Short task: Count the lines in the records below that contain the word "Output", and give only that number.

<<<<

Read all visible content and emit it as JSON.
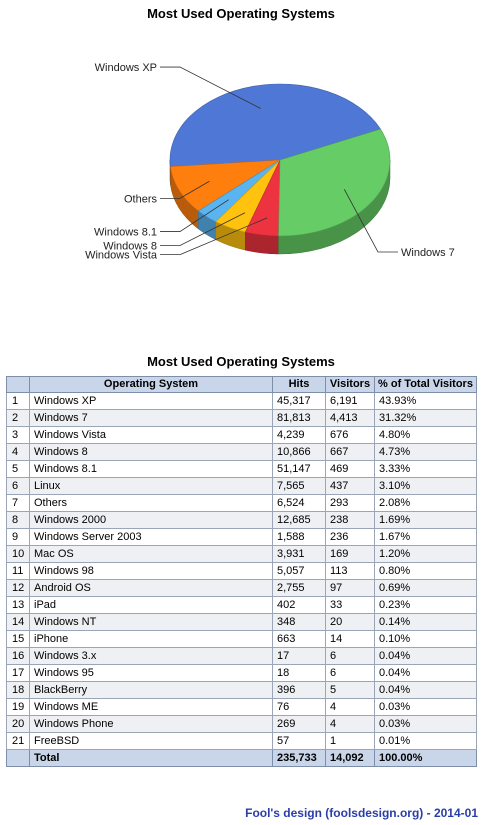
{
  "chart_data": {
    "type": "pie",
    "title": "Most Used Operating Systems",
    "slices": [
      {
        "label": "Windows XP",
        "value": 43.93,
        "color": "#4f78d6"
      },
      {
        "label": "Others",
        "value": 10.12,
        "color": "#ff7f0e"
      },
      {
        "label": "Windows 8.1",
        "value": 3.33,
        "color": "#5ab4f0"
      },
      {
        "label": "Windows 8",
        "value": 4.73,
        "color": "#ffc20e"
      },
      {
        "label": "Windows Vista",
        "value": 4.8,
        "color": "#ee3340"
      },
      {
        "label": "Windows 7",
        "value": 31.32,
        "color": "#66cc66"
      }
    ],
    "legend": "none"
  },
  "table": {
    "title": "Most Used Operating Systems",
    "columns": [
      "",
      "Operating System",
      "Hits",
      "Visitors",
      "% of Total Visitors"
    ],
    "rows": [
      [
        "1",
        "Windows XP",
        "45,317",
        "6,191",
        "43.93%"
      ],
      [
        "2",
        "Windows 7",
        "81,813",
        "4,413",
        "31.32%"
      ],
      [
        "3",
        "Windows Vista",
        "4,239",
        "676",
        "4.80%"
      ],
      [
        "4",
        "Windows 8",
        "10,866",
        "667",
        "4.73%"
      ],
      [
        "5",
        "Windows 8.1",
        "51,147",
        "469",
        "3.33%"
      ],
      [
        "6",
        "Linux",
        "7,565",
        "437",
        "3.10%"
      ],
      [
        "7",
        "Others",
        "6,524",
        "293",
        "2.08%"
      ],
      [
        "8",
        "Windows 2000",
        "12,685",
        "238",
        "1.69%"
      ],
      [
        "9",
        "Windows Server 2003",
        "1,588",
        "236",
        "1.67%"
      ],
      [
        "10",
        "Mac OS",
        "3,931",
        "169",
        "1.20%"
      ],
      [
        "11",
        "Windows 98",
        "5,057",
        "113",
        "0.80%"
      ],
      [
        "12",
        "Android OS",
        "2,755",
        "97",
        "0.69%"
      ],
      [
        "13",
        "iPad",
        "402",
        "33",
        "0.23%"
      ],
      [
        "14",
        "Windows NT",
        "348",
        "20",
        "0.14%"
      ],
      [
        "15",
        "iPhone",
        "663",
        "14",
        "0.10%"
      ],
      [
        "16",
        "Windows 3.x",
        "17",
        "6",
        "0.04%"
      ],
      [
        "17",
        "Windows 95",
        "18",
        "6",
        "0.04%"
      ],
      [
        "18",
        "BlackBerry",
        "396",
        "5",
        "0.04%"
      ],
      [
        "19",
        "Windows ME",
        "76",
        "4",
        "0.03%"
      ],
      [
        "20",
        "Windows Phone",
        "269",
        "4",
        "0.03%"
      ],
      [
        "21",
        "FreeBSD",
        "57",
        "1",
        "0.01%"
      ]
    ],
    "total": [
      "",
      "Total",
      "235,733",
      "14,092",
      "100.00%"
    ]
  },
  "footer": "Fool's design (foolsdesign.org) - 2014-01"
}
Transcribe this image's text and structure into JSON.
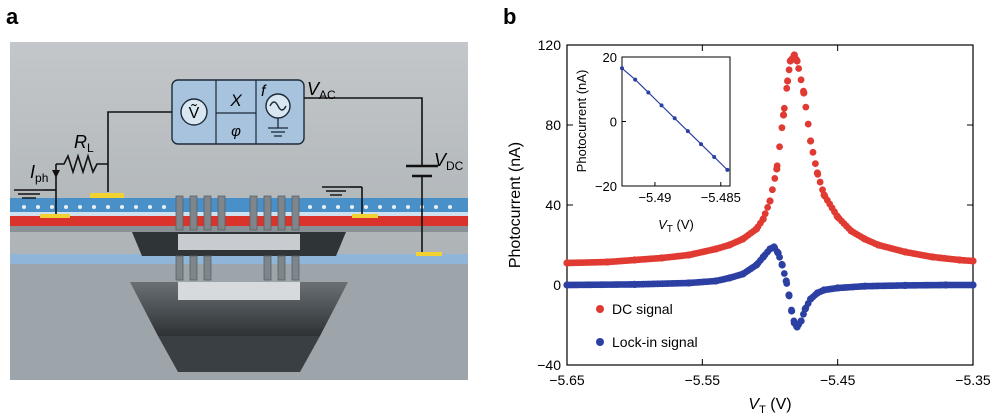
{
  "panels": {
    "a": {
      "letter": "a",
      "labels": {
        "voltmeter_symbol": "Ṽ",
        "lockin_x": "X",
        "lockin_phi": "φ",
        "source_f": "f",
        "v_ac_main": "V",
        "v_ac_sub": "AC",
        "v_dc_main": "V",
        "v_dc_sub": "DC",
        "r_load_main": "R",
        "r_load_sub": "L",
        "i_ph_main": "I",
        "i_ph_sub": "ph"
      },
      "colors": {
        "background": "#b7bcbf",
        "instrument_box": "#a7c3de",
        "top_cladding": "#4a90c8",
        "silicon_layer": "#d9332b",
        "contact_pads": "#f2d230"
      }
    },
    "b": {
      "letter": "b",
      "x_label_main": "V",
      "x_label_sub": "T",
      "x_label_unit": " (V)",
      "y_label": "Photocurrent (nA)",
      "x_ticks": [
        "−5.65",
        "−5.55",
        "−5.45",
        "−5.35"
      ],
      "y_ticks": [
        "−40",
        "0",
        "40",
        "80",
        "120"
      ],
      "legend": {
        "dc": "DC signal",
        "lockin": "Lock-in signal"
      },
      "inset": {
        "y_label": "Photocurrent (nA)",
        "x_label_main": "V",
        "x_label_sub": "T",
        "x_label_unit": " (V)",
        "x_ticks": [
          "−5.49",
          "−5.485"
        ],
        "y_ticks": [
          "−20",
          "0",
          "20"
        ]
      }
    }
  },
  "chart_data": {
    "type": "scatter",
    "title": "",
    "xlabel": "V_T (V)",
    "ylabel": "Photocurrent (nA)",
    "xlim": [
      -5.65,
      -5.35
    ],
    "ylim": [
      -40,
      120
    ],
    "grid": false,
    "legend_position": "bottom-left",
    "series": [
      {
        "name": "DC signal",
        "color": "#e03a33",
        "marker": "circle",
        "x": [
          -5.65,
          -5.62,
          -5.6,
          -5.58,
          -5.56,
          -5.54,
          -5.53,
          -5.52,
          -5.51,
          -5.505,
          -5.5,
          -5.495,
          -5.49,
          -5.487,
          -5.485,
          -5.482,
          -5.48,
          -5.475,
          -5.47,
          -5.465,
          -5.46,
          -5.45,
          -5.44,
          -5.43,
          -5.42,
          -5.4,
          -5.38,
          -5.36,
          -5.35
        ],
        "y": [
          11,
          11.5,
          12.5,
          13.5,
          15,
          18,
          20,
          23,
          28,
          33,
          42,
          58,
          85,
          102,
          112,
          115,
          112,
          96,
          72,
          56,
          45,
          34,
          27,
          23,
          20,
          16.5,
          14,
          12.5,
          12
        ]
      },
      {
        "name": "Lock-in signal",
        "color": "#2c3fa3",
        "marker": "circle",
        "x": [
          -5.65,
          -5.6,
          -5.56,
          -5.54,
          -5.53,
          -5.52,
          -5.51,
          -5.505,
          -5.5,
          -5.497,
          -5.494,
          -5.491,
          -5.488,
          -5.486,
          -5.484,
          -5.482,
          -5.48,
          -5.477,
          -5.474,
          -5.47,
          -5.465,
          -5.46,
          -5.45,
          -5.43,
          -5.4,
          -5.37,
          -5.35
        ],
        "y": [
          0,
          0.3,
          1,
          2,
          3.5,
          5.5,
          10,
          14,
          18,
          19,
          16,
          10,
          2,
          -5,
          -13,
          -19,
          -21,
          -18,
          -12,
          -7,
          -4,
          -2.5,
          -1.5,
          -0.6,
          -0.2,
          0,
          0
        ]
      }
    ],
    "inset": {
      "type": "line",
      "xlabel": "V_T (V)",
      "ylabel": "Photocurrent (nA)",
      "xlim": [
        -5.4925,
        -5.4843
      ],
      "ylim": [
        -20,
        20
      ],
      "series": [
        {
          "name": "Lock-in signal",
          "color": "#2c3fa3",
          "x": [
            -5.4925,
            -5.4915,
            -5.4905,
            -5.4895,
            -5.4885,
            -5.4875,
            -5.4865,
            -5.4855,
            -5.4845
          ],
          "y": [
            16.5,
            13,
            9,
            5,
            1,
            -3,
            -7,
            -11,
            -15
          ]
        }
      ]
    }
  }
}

>>>>
<<<<

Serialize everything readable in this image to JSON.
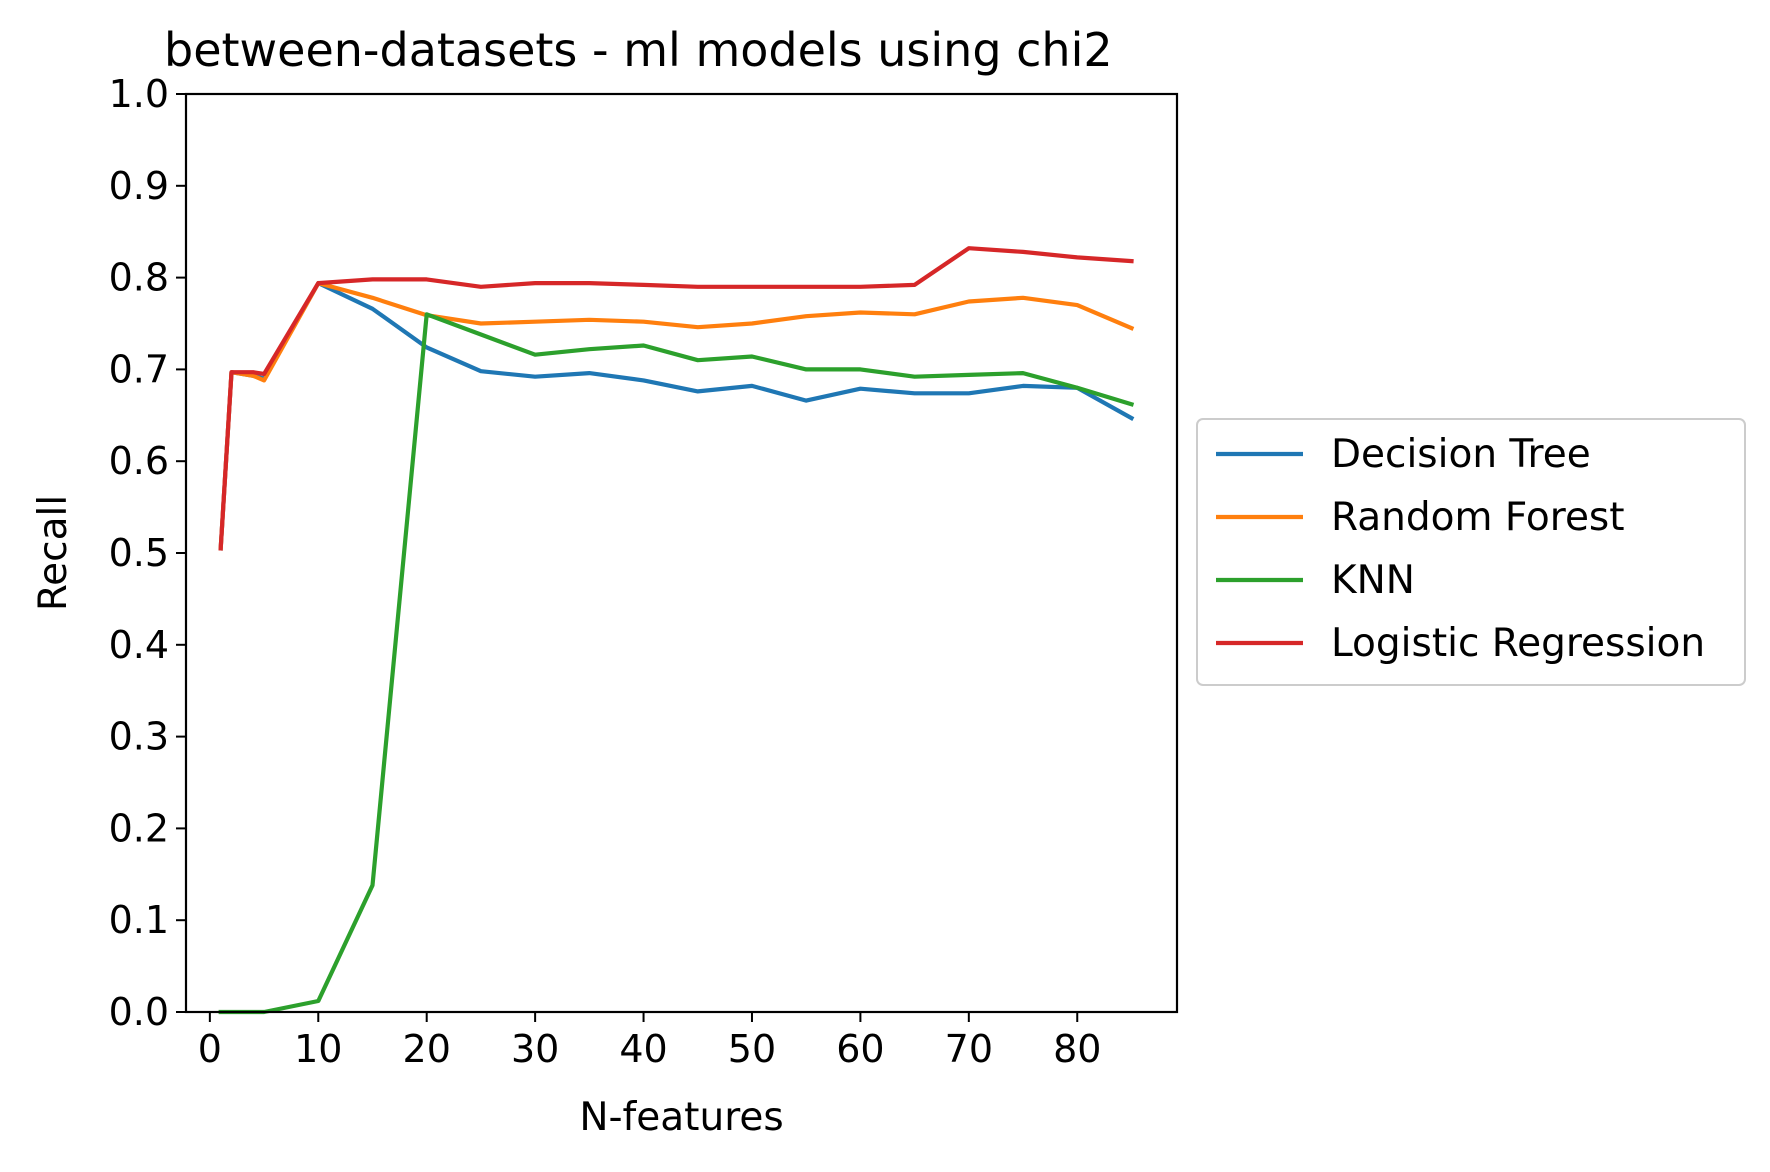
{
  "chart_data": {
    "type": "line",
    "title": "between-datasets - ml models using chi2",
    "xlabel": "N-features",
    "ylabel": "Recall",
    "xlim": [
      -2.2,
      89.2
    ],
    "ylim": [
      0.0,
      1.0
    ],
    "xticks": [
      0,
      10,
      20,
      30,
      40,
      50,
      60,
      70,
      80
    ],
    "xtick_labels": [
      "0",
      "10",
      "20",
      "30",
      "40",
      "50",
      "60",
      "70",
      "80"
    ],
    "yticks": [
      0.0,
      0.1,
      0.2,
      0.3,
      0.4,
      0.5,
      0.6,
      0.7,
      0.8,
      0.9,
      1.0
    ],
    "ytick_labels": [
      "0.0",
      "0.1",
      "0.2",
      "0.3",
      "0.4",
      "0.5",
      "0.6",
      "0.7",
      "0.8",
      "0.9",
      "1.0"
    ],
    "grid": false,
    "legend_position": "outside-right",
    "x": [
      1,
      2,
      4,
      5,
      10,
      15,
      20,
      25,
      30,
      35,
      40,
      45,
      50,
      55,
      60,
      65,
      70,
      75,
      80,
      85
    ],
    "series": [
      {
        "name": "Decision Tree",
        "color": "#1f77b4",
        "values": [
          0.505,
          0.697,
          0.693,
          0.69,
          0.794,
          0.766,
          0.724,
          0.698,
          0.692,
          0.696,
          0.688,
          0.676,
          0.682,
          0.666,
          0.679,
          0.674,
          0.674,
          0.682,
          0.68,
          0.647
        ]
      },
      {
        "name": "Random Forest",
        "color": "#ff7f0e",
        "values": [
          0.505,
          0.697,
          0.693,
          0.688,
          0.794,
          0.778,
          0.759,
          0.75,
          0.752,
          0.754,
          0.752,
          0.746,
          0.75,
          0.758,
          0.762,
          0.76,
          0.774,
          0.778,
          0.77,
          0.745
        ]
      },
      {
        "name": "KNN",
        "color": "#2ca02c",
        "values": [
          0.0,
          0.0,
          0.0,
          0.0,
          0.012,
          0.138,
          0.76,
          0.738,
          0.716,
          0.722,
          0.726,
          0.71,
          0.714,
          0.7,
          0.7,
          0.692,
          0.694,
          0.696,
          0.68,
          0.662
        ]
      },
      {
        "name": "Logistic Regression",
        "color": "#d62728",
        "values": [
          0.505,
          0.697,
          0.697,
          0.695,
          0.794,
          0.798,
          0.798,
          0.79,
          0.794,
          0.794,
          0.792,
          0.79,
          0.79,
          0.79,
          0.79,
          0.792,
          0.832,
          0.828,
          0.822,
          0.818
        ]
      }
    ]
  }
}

>>>>
<<<<

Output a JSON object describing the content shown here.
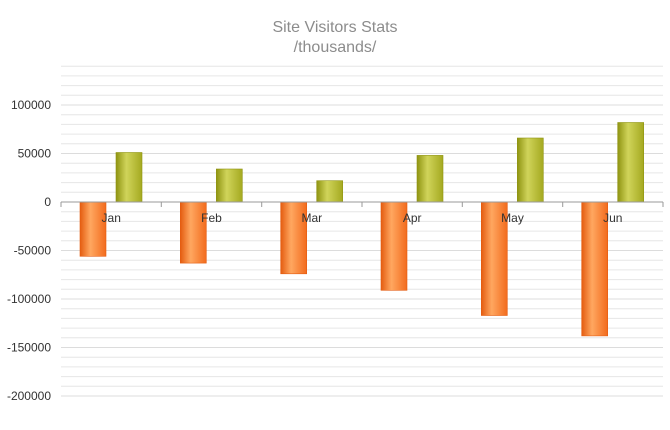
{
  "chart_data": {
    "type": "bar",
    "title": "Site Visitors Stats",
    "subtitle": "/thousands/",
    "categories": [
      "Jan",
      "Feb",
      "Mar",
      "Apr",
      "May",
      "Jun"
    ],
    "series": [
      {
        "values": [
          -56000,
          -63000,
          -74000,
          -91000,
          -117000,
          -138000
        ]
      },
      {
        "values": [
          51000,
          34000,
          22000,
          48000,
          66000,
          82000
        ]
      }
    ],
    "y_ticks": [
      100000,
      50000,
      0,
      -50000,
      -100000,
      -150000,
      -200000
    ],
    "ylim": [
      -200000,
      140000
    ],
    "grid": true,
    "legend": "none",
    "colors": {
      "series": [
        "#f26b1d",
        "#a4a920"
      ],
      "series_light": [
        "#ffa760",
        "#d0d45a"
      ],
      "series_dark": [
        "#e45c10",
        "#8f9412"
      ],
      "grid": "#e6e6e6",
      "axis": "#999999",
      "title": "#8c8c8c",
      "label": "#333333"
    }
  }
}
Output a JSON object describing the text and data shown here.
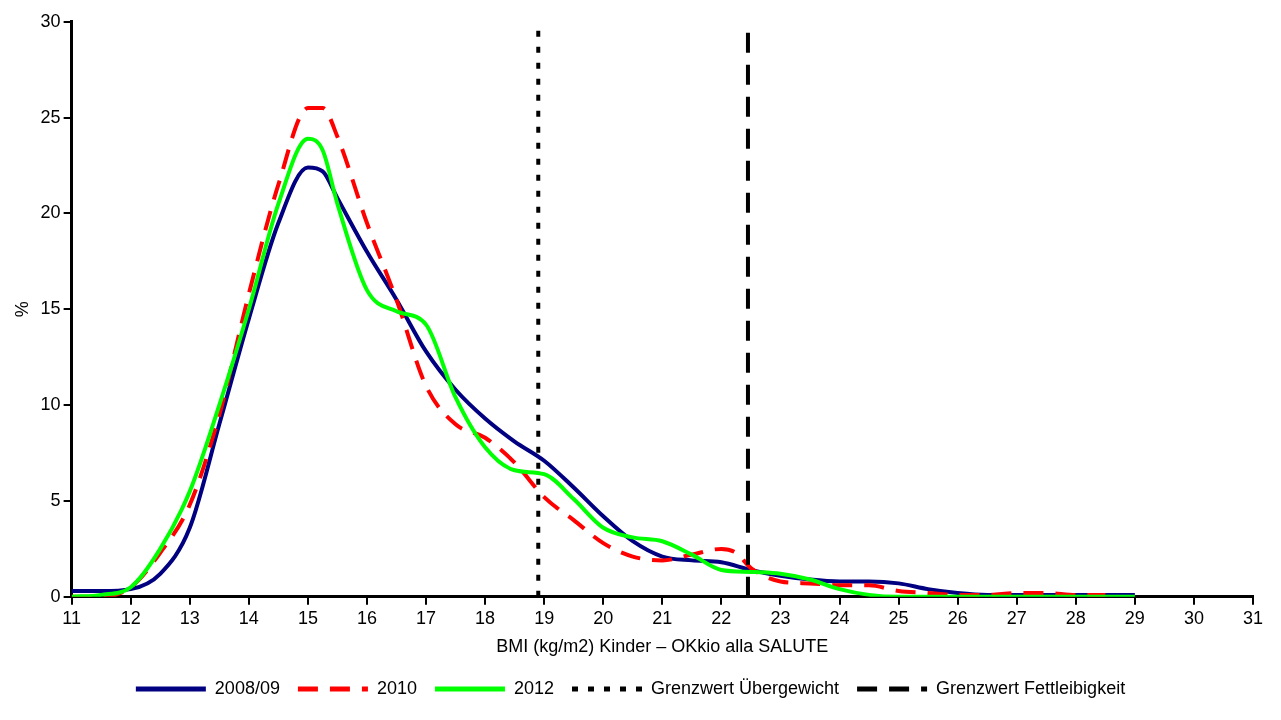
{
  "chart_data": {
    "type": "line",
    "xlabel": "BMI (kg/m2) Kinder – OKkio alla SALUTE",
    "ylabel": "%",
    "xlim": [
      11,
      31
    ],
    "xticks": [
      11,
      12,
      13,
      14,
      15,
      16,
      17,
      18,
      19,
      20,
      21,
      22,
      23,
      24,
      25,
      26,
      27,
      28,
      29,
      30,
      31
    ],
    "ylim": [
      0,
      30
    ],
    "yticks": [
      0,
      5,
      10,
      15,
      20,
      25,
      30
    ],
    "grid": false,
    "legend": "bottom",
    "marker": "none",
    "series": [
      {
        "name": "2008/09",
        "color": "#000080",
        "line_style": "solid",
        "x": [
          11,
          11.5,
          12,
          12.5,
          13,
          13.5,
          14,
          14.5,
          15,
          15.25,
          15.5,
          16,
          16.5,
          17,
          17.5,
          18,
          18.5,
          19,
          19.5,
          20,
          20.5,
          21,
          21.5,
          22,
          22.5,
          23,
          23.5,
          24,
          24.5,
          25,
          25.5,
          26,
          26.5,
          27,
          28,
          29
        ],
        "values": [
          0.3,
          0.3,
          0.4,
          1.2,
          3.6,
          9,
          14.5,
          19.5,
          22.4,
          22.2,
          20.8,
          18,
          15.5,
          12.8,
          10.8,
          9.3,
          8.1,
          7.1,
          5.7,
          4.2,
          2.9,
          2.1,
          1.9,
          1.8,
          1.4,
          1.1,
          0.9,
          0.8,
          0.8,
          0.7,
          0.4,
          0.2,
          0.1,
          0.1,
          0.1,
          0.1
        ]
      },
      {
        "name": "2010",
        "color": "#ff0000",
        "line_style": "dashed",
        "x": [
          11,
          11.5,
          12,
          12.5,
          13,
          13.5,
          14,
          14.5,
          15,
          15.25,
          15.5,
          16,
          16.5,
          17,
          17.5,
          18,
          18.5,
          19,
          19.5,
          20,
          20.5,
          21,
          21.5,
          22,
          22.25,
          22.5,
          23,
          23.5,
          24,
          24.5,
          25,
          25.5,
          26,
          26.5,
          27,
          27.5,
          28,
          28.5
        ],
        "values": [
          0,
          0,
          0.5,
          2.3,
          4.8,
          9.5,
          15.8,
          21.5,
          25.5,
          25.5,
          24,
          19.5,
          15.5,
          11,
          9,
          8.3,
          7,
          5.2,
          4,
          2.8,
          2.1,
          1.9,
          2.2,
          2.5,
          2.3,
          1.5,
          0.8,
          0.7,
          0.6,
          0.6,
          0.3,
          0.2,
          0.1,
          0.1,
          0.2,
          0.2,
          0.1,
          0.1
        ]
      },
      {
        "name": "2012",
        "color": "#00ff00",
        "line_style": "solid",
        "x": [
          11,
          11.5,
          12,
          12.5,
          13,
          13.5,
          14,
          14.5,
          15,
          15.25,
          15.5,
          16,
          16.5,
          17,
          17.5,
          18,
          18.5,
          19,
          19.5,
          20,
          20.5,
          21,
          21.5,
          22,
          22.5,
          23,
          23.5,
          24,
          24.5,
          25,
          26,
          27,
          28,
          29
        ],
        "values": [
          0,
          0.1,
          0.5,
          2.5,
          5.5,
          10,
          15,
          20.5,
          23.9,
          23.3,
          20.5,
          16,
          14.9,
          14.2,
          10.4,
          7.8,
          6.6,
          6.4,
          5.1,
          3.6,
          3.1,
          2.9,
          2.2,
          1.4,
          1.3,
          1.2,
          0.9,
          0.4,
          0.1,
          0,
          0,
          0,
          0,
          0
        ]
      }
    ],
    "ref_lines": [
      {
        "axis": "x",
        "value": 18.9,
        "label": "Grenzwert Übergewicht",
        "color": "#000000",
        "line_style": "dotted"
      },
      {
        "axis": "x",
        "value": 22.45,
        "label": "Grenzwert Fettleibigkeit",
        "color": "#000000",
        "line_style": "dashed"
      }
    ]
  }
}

>>>>

The solution: 2